• [DATASET]
⟨
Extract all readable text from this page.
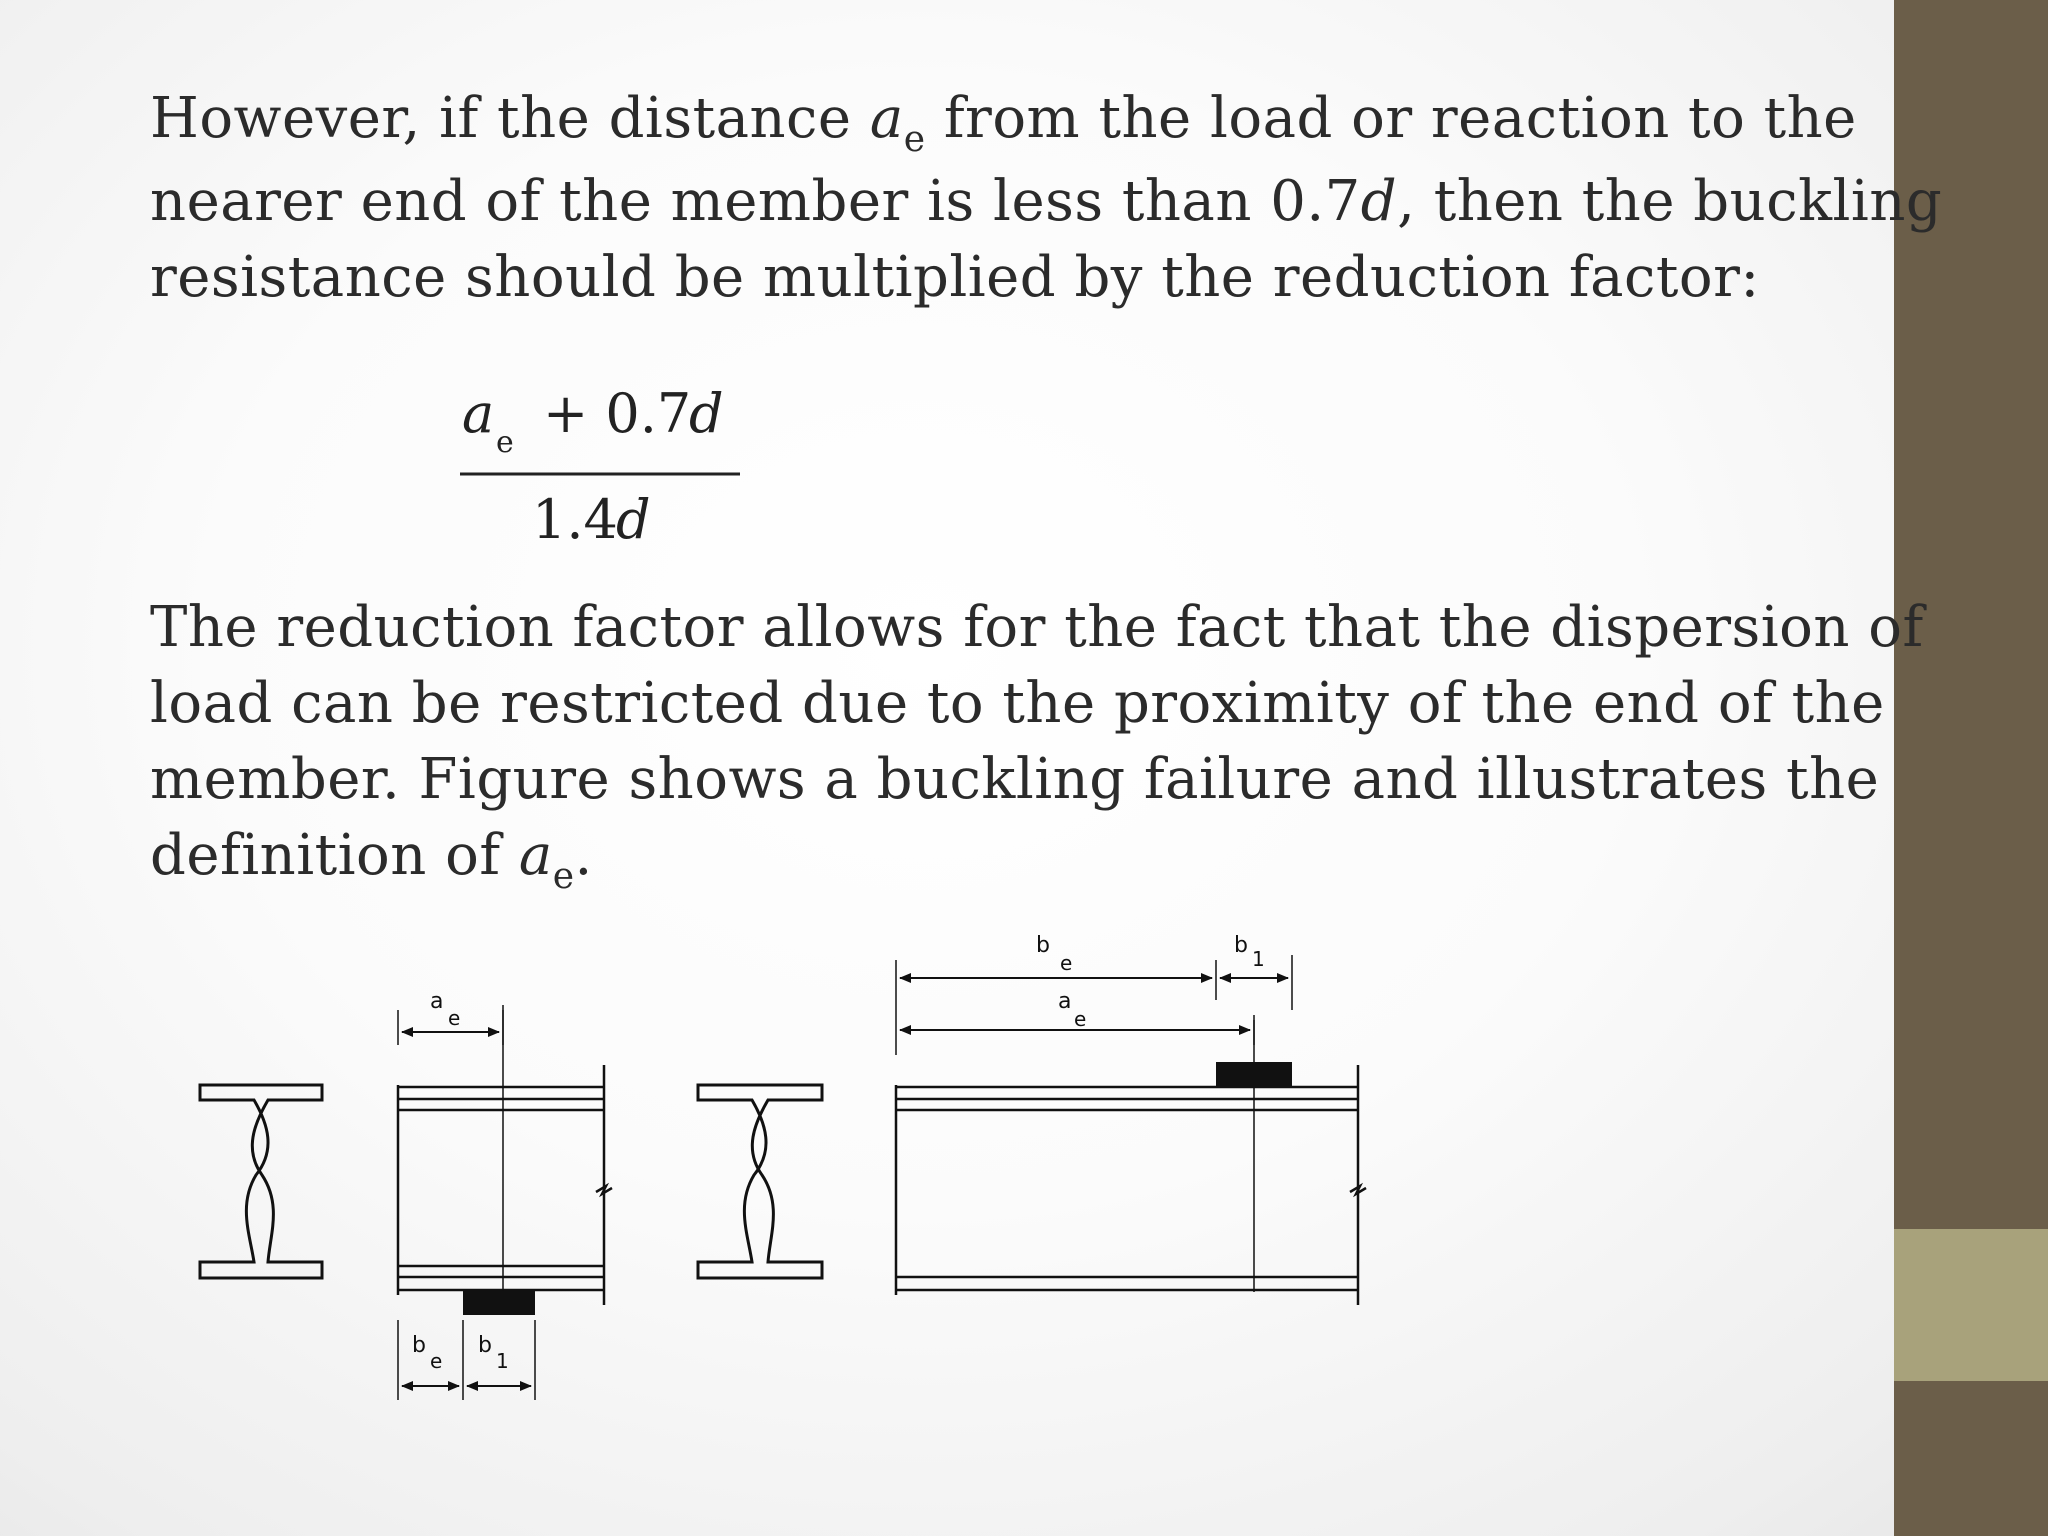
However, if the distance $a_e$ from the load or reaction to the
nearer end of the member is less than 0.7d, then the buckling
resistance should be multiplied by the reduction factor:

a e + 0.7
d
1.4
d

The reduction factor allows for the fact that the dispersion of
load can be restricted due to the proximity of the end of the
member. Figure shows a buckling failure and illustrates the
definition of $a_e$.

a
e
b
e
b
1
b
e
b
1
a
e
⟩
⟨
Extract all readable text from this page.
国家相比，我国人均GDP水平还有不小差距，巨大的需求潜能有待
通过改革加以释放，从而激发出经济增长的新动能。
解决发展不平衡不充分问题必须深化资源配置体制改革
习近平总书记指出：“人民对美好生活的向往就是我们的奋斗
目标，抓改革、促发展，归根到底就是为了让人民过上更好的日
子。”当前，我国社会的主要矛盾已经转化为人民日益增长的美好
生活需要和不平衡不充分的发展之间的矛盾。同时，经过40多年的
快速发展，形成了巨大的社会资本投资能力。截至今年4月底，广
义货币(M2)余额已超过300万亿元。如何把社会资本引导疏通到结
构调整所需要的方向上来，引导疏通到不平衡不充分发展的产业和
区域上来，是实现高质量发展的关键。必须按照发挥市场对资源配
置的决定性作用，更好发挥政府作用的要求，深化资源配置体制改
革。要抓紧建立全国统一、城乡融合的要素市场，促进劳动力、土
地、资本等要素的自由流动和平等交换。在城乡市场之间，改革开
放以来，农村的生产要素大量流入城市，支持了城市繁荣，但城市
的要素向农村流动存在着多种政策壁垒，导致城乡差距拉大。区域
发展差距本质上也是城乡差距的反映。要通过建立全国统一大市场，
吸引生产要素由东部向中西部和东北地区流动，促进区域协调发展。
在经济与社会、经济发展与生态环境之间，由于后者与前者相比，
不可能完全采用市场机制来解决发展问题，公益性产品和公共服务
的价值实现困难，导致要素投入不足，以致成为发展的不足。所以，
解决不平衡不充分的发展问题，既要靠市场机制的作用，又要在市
⟩
• [TO BE DONE] Each line that holds the word "load" is to be copied.

• [TASK RESPONSE]
However, if the distance $a_e$ from the load or reaction to the
load can be restricted due to the proximity of the end of the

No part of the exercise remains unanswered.